● Task details:
Beneath this task is a listing. State how many of its lines include the string "再用此细菌培养噬菌体", giving nothing but the number.
#### Records supplied
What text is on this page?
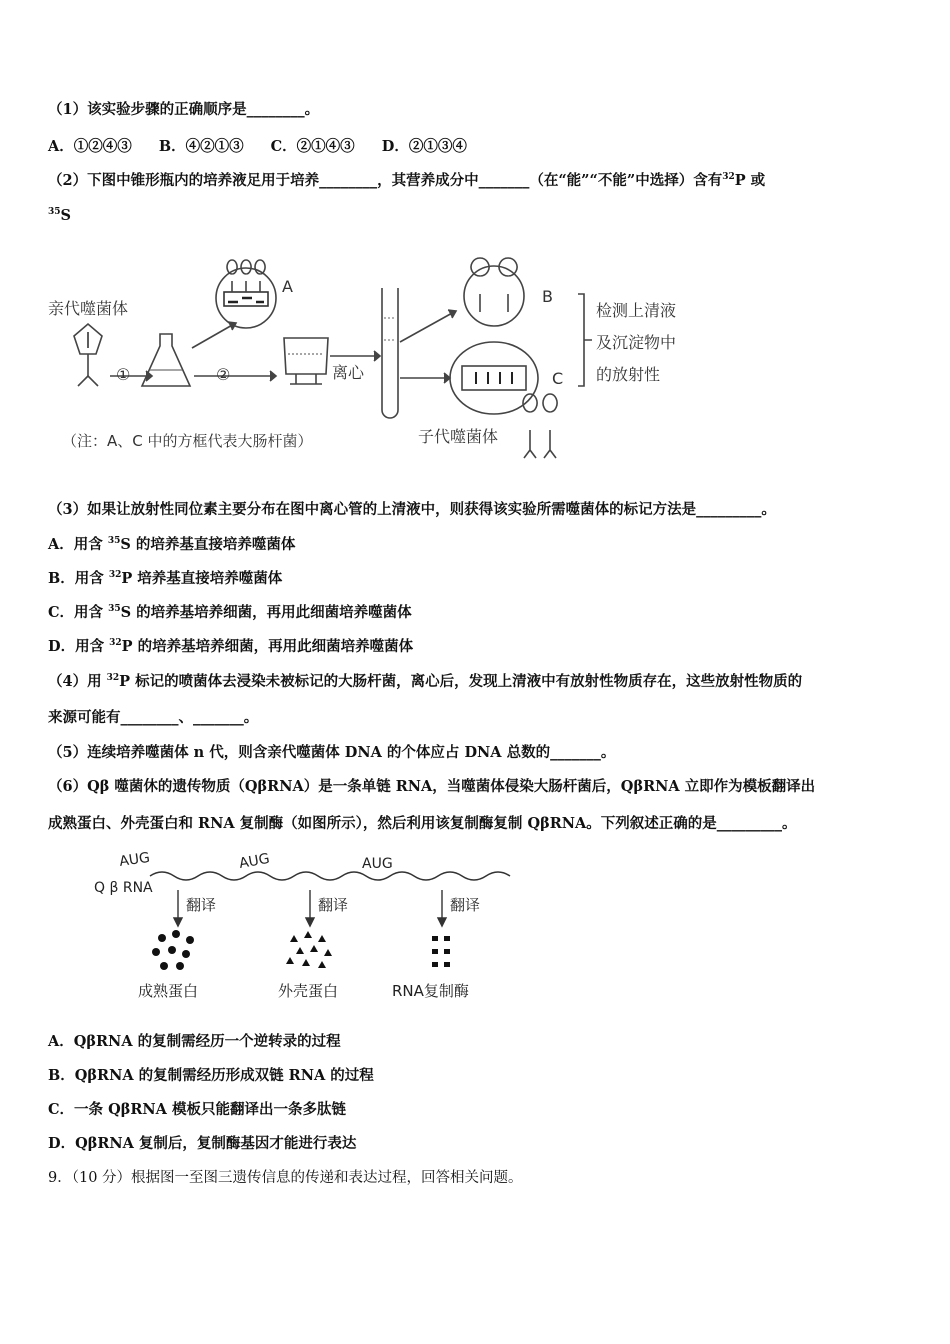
（1）该实验步骤的正确顺序是________。
A．①②④③ B．④②①③ C．②①④③ D．②①③④
（2）下图中锥形瓶内的培养液足用于培养________，其营养成分中_______（在“能”“不能”中选择）含有$^{32}$P 或
$^{35}$S
亲代噬菌体
①	②
A
离心
B
C
检测上清液
及沉淀物中
的放射性
（注：A、C 中的方框代表大肠杆菌）	子代噬菌体
（3）如果让放射性同位素主要分布在图中离心管的上清液中，则获得该实验所需噬菌体的标记方法是_________。
A．用含 $^{35}$S 的培养基直接培养噬菌体
B．用含 $^{32}$P 培养基直接培养噬菌体
C．用含 $^{35}$S 的培养基培养细菌，再用此细菌培养噬菌体
D．用含 $^{32}$P 的培养基培养细菌，再用此细菌培养噬菌体
（4）用 $^{32}$P 标记的喷菌体去浸染未被标记的大肠杆菌，离心后，发现上清液中有放射性物质存在，这些放射性物质的
来源可能有________、_______。
（5）连续培养噬菌体 n 代，则含亲代噬菌体 DNA 的个体应占 DNA 总数的_______。
（6）Qβ 噬菌休的遗传物质（QβRNA）是一条单链 RNA，当噬菌体侵染大肠杆菌后，QβRNA 立即作为模板翻译出
成熟蛋白、外壳蛋白和 RNA 复制酶（如图所示），然后利用该复制酶复制 QβRNA。下列叙述正确的是_________。
Q β RNA
AUG	AUG	AUG
翻译	翻译	翻译
成熟蛋白	外壳蛋白	RNA复制酶
A．QβRNA 的复制需经历一个逆转录的过程
B．QβRNA 的复制需经历形成双链 RNA 的过程
C．一条 QβRNA 模板只能翻译出一条多肽链
D．QβRNA 复制后，复制酶基因才能进行表达
9．（10 分）根据图一至图三遗传信息的传递和表达过程，回答相关问题。
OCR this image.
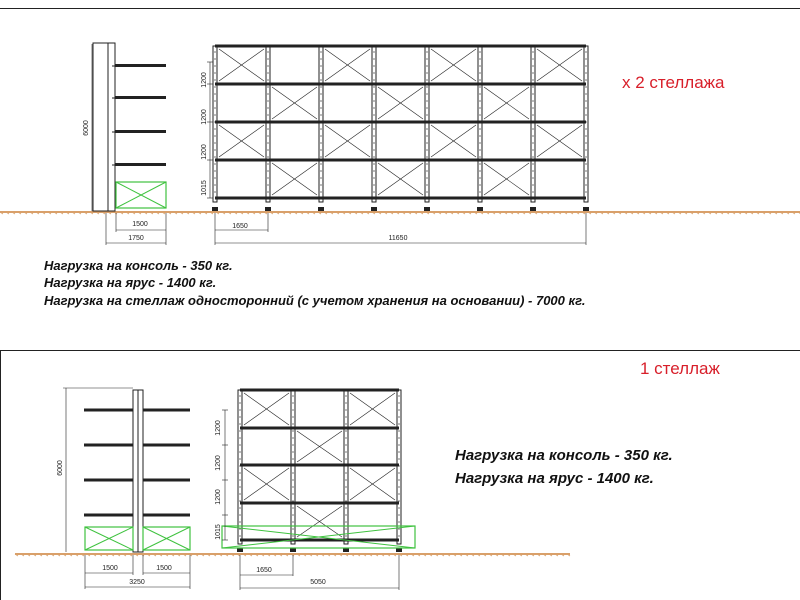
6000
1500
1750
1200
1200
1200
1015
1650
11650
6000
1500	1500
3250
1200
1200
1200
1015
1650
5050
x 2 стеллажа
Нагрузка на консоль - 350 кг.
Нагрузка на ярус - 1400 кг.
Нагрузка на стеллаж односторонний (с учетом хранения на основании) - 7000 кг.
1 стеллаж
Нагрузка на консоль - 350 кг.
Нагрузка на ярус - 1400 кг.
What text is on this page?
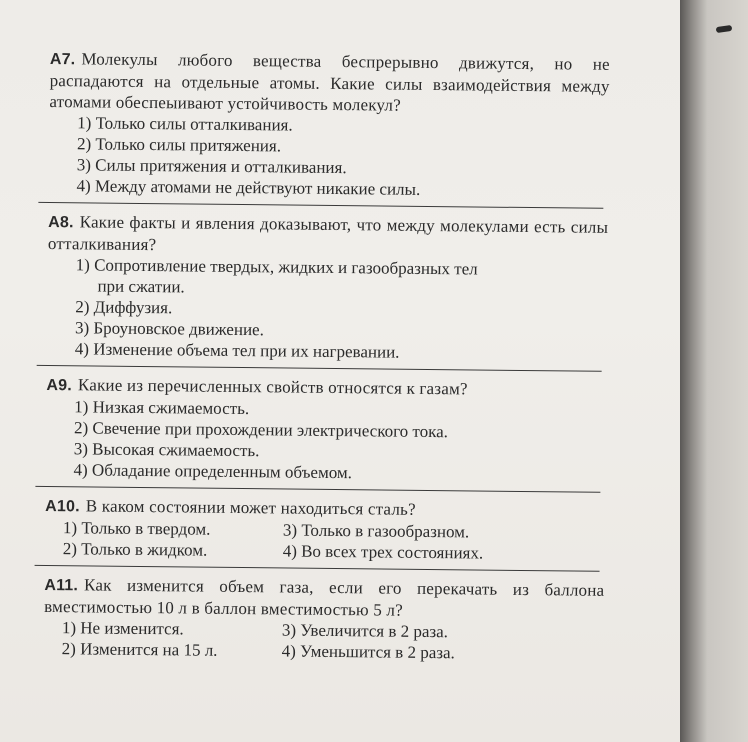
А7. Молекулы любого вещества беспрерывно движутся, но не распадаются на отдельные атомы. Какие силы взаимодействия между атомами обеспеыивают устойчивость молекул?
1) Только силы отталкивания.
2) Только силы притяжения.
3) Силы притяжения и отталкивания.
4) Между атомами не действуют никакие силы.
А8. Какие факты и явления доказывают, что между молекулами есть силы отталкивания?
1) Сопротивление твердых, жидких и газообразных тел
при сжатии.
2) Диффузия.
3) Броуновское движение.
4) Изменение объема тел при их нагревании.
А9. Какие из перечисленных свойств относятся к газам?
1) Низкая сжимаемость.
2) Свечение при прохождении электрического тока.
3) Высокая сжимаемость.
4) Обладание определенным объемом.
А10. В каком состоянии может находиться сталь?
1) Только в твердом.	3) Только в газообразном.
2) Только в жидком.	4) Во всех трех состояниях.
А11. Как изменится объем газа, если его перекачать из баллона вместимостью 10 л в баллон вместимостью 5 л?
1) Не изменится.	3) Увеличится в 2 раза.
2) Изменится на 15 л.	4) Уменьшится в 2 раза.
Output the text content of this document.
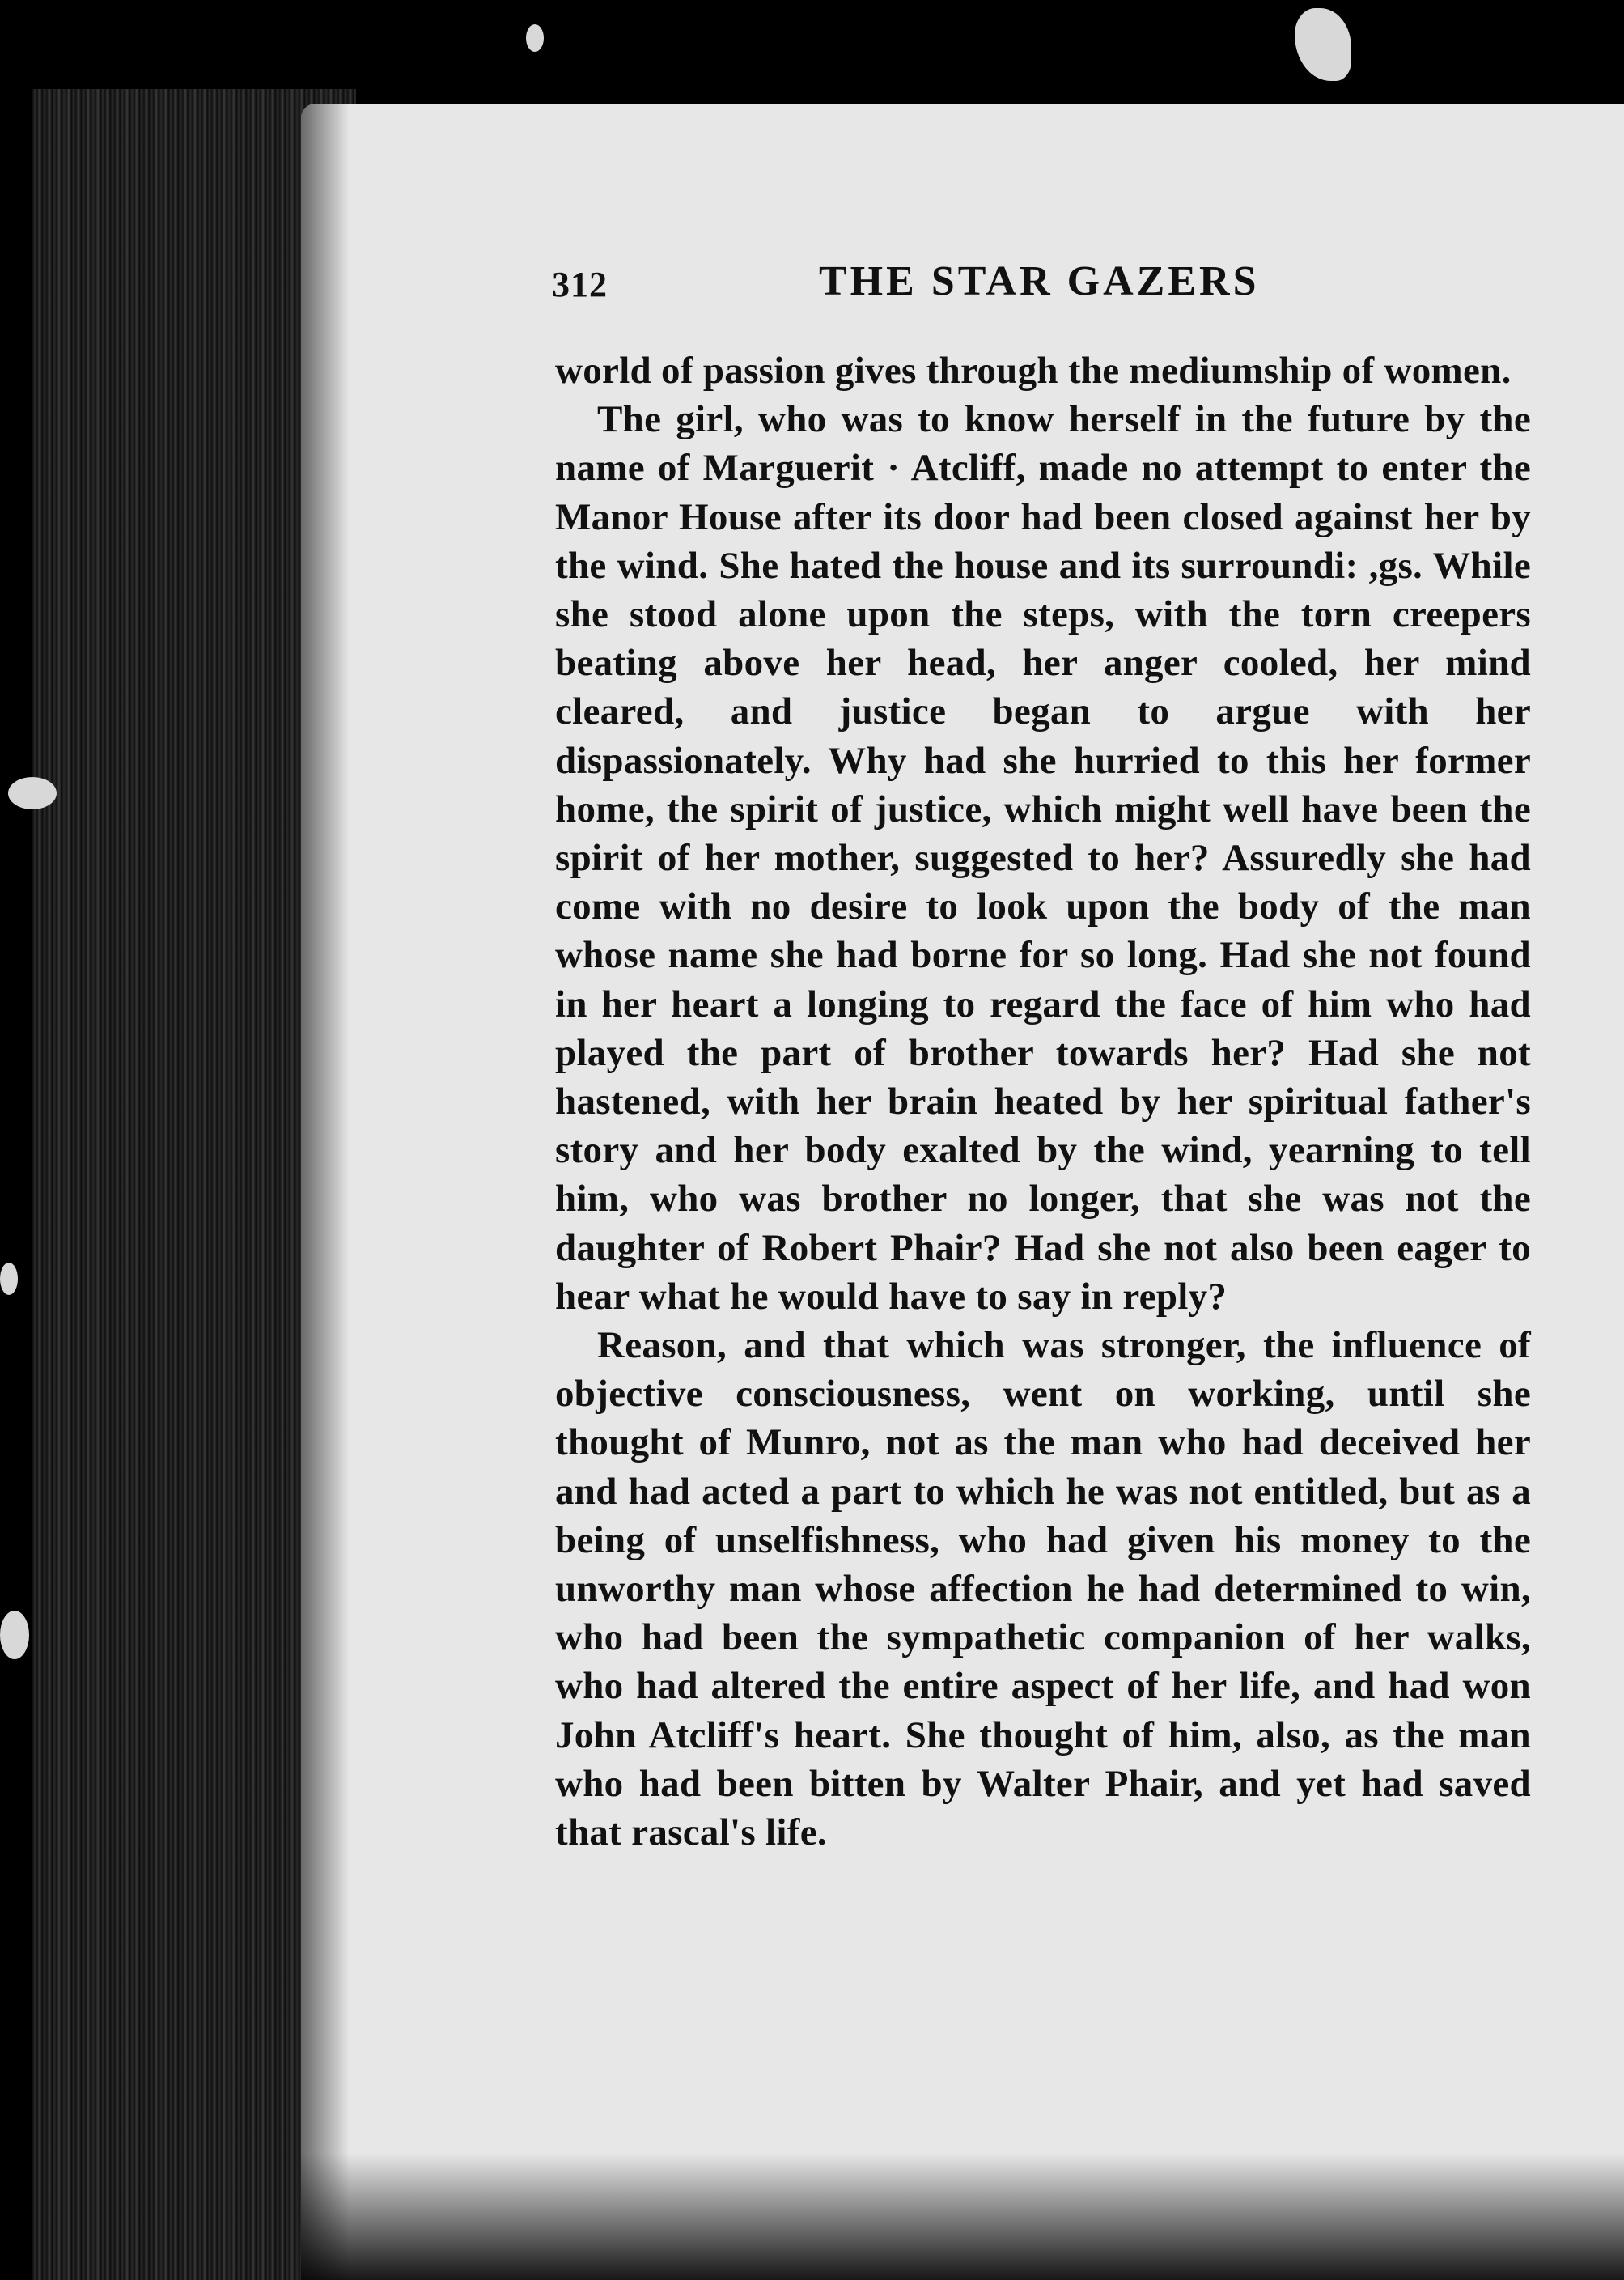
312	THE STAR GAZERS

world of passion gives through the mediumship of women.

The girl, who was to know herself in the future by the name of Marguerit · Atcliff, made no attempt to enter the Manor House after its door had been closed against her by the wind. She hated the house and its surroundi: ,gs. While she stood alone upon the steps, with the torn creepers beating above her head, her anger cooled, her mind cleared, and justice began to argue with her dispassionately. Why had she hurried to this her former home, the spirit of justice, which might well have been the spirit of her mother, suggested to her? Assuredly she had come with no desire to look upon the body of the man whose name she had borne for so long. Had she not found in her heart a longing to regard the face of him who had played the part of brother towards her? Had she not hastened, with her brain heated by her spiritual father's story and her body exalted by the wind, yearning to tell him, who was brother no longer, that she was not the daughter of Robert Phair? Had she not also been eager to hear what he would have to say in reply?

Reason, and that which was stronger, the influence of objective consciousness, went on working, until she thought of Munro, not as the man who had deceived her and had acted a part to which he was not entitled, but as a being of unselfishness, who had given his money to the unworthy man whose affection he had determined to win, who had been the sympathetic companion of her walks, who had altered the entire aspect of her life, and had won John Atcliff's heart. She thought of him, also, as the man who had been bitten by Walter Phair, and yet had saved that rascal's life.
########
● Result below:
2